* **EXERCISE AIM**
Repeat every line of the data exactly, but not the pictures.

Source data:
========================================================================

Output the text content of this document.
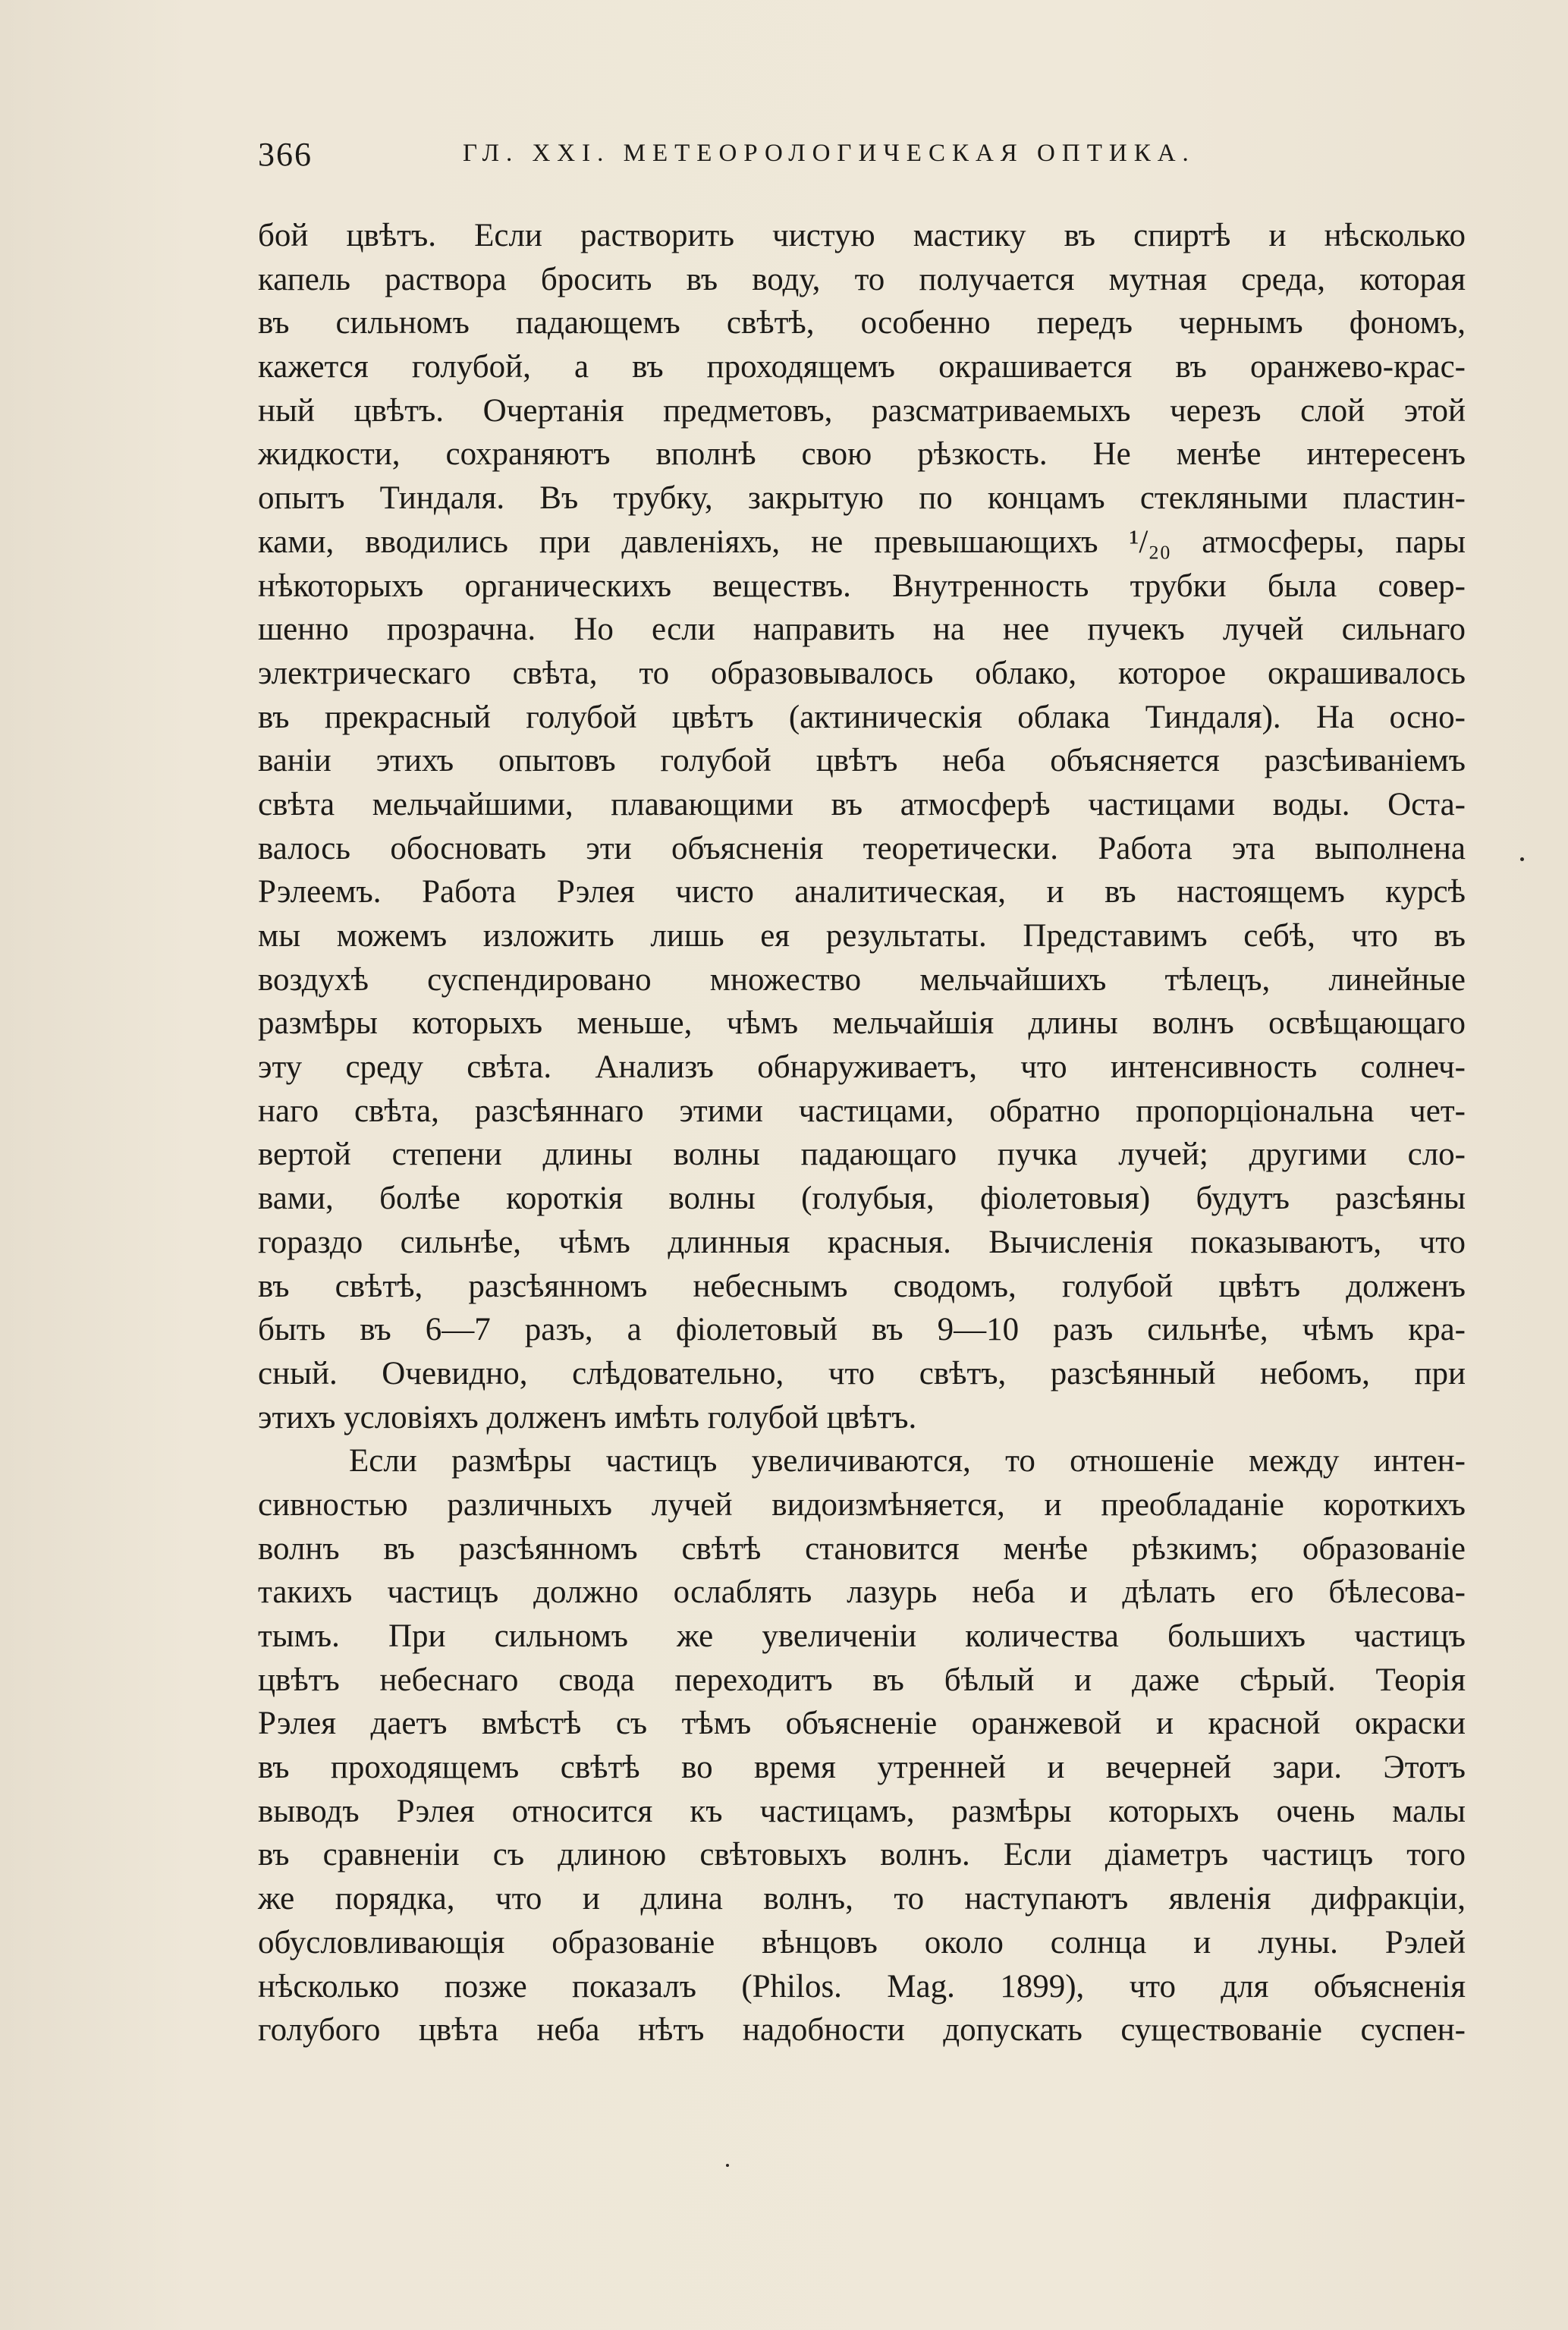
366	ГЛ. XXI. МЕТЕОРОЛОГИЧЕСКАЯ ОПТИКА.
бой цвѣтъ. Если растворить чистую мастику въ спиртѣ и нѣсколько
капель раствора бросить въ воду, то получается мутная среда, которая
въ сильномъ падающемъ свѣтѣ, особенно передъ чернымъ фономъ,
кажется голубой, а въ проходящемъ окрашивается въ оранжево-крас-
ный цвѣтъ. Очертанія предметовъ, разсматриваемыхъ черезъ слой этой
жидкости, сохраняютъ вполнѣ свою рѣзкость. Не менѣе интересенъ
опытъ Тиндаля. Въ трубку, закрытую по концамъ стекляными пластин-
ками, вводились при давленіяхъ, не превышающихъ ¹/₂₀ атмосферы, пары
нѣкоторыхъ органическихъ веществъ. Внутренность трубки была совер-
шенно прозрачна. Но если направить на нее пучекъ лучей сильнаго
электрическаго свѣта, то образовывалось облако, которое окрашивалось
въ прекрасный голубой цвѣтъ (актиническія облака Тиндаля). На осно-
ваніи этихъ опытовъ голубой цвѣтъ неба объясняется разсѣиваніемъ
свѣта мельчайшими, плавающими въ атмосферѣ частицами воды. Оста-
валось обосновать эти объясненія теоретически. Работа эта выполнена
Рэлеемъ. Работа Рэлея чисто аналитическая, и въ настоящемъ курсѣ
мы можемъ изложить лишь ея результаты. Представимъ себѣ, что въ
воздухѣ суспендировано множество мельчайшихъ тѣлецъ, линейные
размѣры которыхъ меньше, чѣмъ мельчайшія длины волнъ освѣщающаго
эту среду свѣта. Анализъ обнаруживаетъ, что интенсивность солнеч-
наго свѣта, разсѣяннаго этими частицами, обратно пропорціональна чет-
вертой степени длины волны падающаго пучка лучей; другими сло-
вами, болѣе короткія волны (голубыя, фіолетовыя) будутъ разсѣяны
гораздо сильнѣе, чѣмъ длинныя красныя. Вычисленія показываютъ, что
въ свѣтѣ, разсѣянномъ небеснымъ сводомъ, голубой цвѣтъ долженъ
быть въ 6—7 разъ, а фіолетовый въ 9—10 разъ сильнѣе, чѣмъ кра-
сный. Очевидно, слѣдовательно, что свѣтъ, разсѣянный небомъ, при
этихъ условіяхъ долженъ имѣть голубой цвѣтъ.
Если размѣры частицъ увеличиваются, то отношеніе между интен-
сивностью различныхъ лучей видоизмѣняется, и преобладаніе короткихъ
волнъ въ разсѣянномъ свѣтѣ становится менѣе рѣзкимъ; образованіе
такихъ частицъ должно ослаблять лазурь неба и дѣлать его бѣлесова-
тымъ. При сильномъ же увеличеніи количества большихъ частицъ
цвѣтъ небеснаго свода переходитъ въ бѣлый и даже сѣрый. Теорія
Рэлея даетъ вмѣстѣ съ тѣмъ объясненіе оранжевой и красной окраски
въ проходящемъ свѣтѣ во время утренней и вечерней зари. Этотъ
выводъ Рэлея относится къ частицамъ, размѣры которыхъ очень малы
въ сравненіи съ длиною свѣтовыхъ волнъ. Если діаметръ частицъ того
же порядка, что и длина волнъ, то наступаютъ явленія дифракціи,
обусловливающія образованіе вѣнцовъ около солнца и луны. Рэлей
нѣсколько позже показалъ (Philos. Mag. 1899), что для объясненія
голубого цвѣта неба нѣтъ надобности допускать существованіе суспен-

========================================================================

* **ANSWER TO THIS PROBLEM**
Output the text content of this document.
366	ГЛ. XXI. МЕТЕОРОЛОГИЧЕСКАЯ ОПТИКА.
бой цвѣтъ. Если растворить чистую мастику въ спиртѣ и нѣсколько
капель раствора бросить въ воду, то получается мутная среда, которая
въ сильномъ падающемъ свѣтѣ, особенно передъ чернымъ фономъ,
кажется голубой, а въ проходящемъ окрашивается въ оранжево-крас-
ный цвѣтъ. Очертанія предметовъ, разсматриваемыхъ черезъ слой этой
жидкости, сохраняютъ вполнѣ свою рѣзкость. Не менѣе интересенъ
опытъ Тиндаля. Въ трубку, закрытую по концамъ стекляными пластин-
ками, вводились при давленіяхъ, не превышающихъ ¹/₂₀ атмосферы, пары
нѣкоторыхъ органическихъ веществъ. Внутренность трубки была совер-
шенно прозрачна. Но если направить на нее пучекъ лучей сильнаго
электрическаго свѣта, то образовывалось облако, которое окрашивалось
въ прекрасный голубой цвѣтъ (актиническія облака Тиндаля). На осно-
ваніи этихъ опытовъ голубой цвѣтъ неба объясняется разсѣиваніемъ
свѣта мельчайшими, плавающими въ атмосферѣ частицами воды. Оста-
валось обосновать эти объясненія теоретически. Работа эта выполнена
Рэлеемъ. Работа Рэлея чисто аналитическая, и въ настоящемъ курсѣ
мы можемъ изложить лишь ея результаты. Представимъ себѣ, что въ
воздухѣ суспендировано множество мельчайшихъ тѣлецъ, линейные
размѣры которыхъ меньше, чѣмъ мельчайшія длины волнъ освѣщающаго
эту среду свѣта. Анализъ обнаруживаетъ, что интенсивность солнеч-
наго свѣта, разсѣяннаго этими частицами, обратно пропорціональна чет-
вертой степени длины волны падающаго пучка лучей; другими сло-
вами, болѣе короткія волны (голубыя, фіолетовыя) будутъ разсѣяны
гораздо сильнѣе, чѣмъ длинныя красныя. Вычисленія показываютъ, что
въ свѣтѣ, разсѣянномъ небеснымъ сводомъ, голубой цвѣтъ долженъ
быть въ 6—7 разъ, а фіолетовый въ 9—10 разъ сильнѣе, чѣмъ кра-
сный. Очевидно, слѣдовательно, что свѣтъ, разсѣянный небомъ, при
этихъ условіяхъ долженъ имѣть голубой цвѣтъ.
Если размѣры частицъ увеличиваются, то отношеніе между интен-
сивностью различныхъ лучей видоизмѣняется, и преобладаніе короткихъ
волнъ въ разсѣянномъ свѣтѣ становится менѣе рѣзкимъ; образованіе
такихъ частицъ должно ослаблять лазурь неба и дѣлать его бѣлесова-
тымъ. При сильномъ же увеличеніи количества большихъ частицъ
цвѣтъ небеснаго свода переходитъ въ бѣлый и даже сѣрый. Теорія
Рэлея даетъ вмѣстѣ съ тѣмъ объясненіе оранжевой и красной окраски
въ проходящемъ свѣтѣ во время утренней и вечерней зари. Этотъ
выводъ Рэлея относится къ частицамъ, размѣры которыхъ очень малы
въ сравненіи съ длиною свѣтовыхъ волнъ. Если діаметръ частицъ того
же порядка, что и длина волнъ, то наступаютъ явленія дифракціи,
обусловливающія образованіе вѣнцовъ около солнца и луны. Рэлей
нѣсколько позже показалъ (Philos. Mag. 1899), что для объясненія
голубого цвѣта неба нѣтъ надобности допускать существованіе суспен-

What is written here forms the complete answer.